Stored data:
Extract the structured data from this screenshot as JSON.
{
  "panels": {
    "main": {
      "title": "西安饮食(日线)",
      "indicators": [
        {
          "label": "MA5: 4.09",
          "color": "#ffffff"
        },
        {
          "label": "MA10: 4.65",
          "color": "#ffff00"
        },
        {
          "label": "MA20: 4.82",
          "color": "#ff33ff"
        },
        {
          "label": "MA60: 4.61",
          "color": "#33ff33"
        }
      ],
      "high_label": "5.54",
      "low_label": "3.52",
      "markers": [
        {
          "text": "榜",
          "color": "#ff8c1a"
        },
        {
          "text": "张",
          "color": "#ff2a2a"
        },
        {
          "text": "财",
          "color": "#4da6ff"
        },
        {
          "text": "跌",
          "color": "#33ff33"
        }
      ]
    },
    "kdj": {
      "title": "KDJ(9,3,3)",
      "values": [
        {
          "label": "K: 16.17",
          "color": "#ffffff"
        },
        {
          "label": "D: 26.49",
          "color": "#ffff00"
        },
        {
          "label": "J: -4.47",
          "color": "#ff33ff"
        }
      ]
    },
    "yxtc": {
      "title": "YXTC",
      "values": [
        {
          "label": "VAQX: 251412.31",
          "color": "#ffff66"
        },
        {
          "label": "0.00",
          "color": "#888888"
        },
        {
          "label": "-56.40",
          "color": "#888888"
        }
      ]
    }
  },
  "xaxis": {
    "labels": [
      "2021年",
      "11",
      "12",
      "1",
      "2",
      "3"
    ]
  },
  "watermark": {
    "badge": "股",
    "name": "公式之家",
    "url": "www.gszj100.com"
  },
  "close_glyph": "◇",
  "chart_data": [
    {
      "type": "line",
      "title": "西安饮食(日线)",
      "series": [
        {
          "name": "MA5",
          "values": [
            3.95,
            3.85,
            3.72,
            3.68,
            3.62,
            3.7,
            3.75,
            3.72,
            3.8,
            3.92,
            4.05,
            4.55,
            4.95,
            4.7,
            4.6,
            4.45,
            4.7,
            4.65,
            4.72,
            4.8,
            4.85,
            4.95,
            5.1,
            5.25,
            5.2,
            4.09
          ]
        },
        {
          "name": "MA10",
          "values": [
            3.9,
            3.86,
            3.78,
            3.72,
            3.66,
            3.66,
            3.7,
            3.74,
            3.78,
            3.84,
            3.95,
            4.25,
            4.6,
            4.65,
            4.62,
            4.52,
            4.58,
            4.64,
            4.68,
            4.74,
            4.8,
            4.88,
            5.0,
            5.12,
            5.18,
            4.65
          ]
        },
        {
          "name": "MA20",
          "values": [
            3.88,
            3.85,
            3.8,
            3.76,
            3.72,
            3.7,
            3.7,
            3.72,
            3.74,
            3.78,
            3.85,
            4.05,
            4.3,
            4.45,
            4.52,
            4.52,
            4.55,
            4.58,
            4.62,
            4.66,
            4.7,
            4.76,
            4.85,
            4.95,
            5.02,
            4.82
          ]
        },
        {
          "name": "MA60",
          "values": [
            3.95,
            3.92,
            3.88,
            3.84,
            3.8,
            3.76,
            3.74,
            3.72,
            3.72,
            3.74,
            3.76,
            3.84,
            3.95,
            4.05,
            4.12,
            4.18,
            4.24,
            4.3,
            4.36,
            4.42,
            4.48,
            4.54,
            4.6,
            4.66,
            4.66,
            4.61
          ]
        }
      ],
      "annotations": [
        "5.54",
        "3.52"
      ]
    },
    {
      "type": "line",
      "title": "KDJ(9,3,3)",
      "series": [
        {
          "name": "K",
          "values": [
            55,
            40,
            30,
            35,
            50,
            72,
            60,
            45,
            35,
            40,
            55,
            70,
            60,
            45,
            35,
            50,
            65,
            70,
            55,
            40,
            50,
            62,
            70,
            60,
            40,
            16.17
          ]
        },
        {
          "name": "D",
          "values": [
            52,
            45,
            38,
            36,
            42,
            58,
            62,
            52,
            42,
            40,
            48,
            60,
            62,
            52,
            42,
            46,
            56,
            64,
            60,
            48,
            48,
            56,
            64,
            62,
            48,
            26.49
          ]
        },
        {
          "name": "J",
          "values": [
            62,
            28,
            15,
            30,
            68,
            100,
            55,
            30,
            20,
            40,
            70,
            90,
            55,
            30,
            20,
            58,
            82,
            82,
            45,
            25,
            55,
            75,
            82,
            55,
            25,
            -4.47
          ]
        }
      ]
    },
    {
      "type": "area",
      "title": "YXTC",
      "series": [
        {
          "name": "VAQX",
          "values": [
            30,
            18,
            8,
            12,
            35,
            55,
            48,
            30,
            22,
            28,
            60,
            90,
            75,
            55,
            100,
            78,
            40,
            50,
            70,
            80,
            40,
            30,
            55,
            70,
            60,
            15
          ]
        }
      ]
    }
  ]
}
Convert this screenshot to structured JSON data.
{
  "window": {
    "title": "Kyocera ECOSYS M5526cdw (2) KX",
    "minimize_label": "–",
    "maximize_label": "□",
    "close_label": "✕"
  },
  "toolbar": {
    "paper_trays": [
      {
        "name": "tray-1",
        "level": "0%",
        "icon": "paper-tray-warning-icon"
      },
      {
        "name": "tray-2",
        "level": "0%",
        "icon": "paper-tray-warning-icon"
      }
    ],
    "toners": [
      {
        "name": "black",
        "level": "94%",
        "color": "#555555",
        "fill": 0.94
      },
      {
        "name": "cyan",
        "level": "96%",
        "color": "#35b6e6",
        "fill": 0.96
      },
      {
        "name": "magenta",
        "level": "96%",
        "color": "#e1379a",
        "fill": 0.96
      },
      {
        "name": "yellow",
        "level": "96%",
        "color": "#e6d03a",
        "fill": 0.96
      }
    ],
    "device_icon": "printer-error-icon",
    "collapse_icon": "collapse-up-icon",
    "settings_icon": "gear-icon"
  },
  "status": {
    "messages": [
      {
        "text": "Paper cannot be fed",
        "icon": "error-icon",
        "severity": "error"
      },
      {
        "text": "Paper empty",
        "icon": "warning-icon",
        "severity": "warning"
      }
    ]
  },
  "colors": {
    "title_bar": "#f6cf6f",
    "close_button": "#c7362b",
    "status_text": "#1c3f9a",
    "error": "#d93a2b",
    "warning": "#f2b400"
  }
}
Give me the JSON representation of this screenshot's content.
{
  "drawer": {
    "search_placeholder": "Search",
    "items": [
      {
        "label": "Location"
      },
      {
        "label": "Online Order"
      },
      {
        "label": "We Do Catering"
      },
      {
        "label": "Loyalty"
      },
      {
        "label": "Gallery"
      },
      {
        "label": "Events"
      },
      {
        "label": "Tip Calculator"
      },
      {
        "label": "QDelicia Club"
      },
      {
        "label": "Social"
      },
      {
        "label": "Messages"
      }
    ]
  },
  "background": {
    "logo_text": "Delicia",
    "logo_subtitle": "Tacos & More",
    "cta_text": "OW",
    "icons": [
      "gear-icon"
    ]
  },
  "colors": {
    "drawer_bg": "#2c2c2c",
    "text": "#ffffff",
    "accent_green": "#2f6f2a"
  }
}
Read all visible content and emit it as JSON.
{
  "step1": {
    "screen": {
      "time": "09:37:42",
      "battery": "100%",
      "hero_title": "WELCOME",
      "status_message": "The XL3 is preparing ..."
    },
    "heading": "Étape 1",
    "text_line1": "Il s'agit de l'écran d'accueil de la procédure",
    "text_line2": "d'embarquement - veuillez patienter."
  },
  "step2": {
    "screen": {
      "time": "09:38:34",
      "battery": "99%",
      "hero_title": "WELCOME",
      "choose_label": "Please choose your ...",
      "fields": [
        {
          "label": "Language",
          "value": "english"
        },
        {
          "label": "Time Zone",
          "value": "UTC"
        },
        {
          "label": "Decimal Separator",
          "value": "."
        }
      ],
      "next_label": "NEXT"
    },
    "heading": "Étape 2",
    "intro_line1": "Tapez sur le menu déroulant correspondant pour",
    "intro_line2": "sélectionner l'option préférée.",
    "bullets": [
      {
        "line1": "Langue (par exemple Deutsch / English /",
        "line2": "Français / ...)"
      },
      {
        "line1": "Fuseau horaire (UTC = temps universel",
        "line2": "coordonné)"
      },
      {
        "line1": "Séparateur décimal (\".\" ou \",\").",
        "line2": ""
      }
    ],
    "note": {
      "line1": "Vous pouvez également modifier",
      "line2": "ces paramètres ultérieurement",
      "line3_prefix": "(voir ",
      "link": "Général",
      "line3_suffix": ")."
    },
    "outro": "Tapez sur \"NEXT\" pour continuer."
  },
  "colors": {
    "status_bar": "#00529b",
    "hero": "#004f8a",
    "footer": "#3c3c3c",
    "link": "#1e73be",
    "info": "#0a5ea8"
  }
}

**PROBLEM TO SOLVE**
Collect each line holding the string "structured".

**OUTPUT BELOW**
Extract the structured data from this screenshot as JSON.
Convert this screenshot to structured JSON data.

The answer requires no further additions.